=== Task ===
Search the material for the string "Commercial", then return every line where it is found.

=== Dataset items ===
————————

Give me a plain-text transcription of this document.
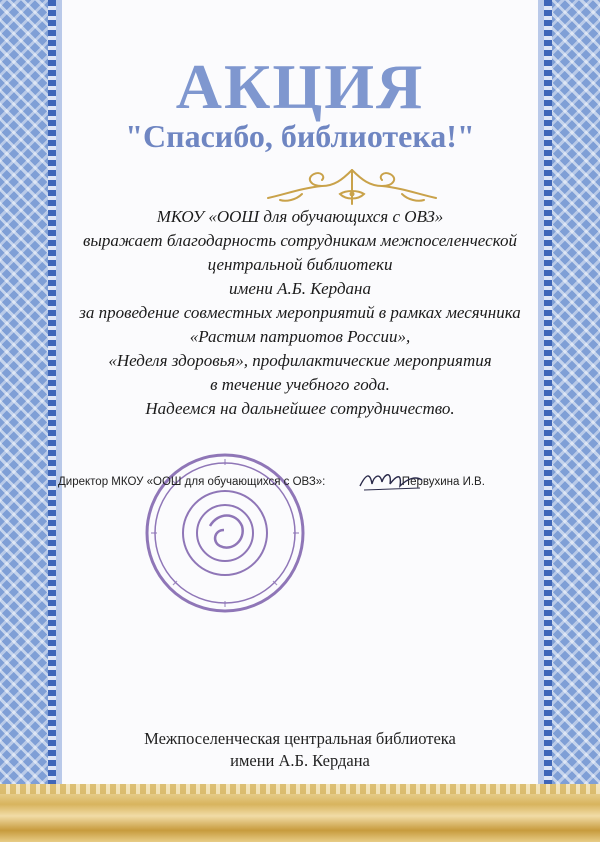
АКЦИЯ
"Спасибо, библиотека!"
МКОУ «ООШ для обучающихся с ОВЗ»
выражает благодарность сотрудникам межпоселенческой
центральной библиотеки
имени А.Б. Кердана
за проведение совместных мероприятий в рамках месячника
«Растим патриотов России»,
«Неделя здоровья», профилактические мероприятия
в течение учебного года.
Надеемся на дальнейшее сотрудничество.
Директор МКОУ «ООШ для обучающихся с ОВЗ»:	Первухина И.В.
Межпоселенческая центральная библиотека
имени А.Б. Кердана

————————

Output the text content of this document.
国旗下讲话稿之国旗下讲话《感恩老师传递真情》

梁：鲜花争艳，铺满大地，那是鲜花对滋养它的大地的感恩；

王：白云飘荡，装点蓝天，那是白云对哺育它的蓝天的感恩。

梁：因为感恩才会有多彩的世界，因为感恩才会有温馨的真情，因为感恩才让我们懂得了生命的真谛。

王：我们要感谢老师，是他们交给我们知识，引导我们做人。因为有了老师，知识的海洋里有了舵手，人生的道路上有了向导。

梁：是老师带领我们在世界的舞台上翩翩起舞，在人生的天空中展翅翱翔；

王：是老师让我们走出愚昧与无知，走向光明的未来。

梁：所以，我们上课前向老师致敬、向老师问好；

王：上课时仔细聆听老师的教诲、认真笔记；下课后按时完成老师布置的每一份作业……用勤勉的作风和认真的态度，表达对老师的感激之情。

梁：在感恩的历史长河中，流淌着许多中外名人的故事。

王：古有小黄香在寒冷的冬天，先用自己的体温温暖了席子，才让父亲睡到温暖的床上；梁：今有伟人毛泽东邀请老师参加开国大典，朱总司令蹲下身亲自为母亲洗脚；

————————

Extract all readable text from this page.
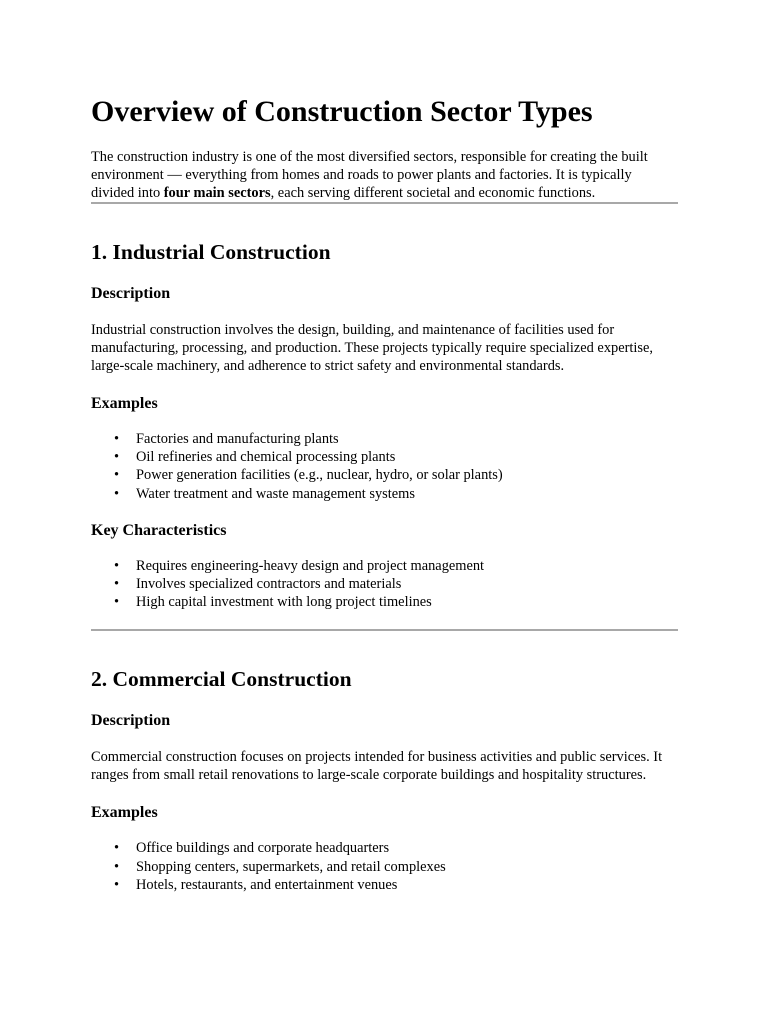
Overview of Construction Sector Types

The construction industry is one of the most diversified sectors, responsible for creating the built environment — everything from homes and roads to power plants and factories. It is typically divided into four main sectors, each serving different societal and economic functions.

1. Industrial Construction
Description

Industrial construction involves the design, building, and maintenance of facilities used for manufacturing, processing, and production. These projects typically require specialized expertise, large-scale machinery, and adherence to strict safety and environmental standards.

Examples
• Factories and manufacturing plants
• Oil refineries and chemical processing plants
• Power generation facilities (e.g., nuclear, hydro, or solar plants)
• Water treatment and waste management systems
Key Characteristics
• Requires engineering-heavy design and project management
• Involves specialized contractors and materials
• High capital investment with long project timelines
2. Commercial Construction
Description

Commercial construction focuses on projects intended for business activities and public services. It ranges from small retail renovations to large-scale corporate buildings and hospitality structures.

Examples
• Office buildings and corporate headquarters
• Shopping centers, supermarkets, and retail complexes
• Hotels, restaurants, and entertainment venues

————————

=== Complete response ===
2. Commercial Construction
Commercial construction focuses on projects intended for business activities and public services. It ranges from small retail renovations to large-scale corporate buildings and hospitality structures.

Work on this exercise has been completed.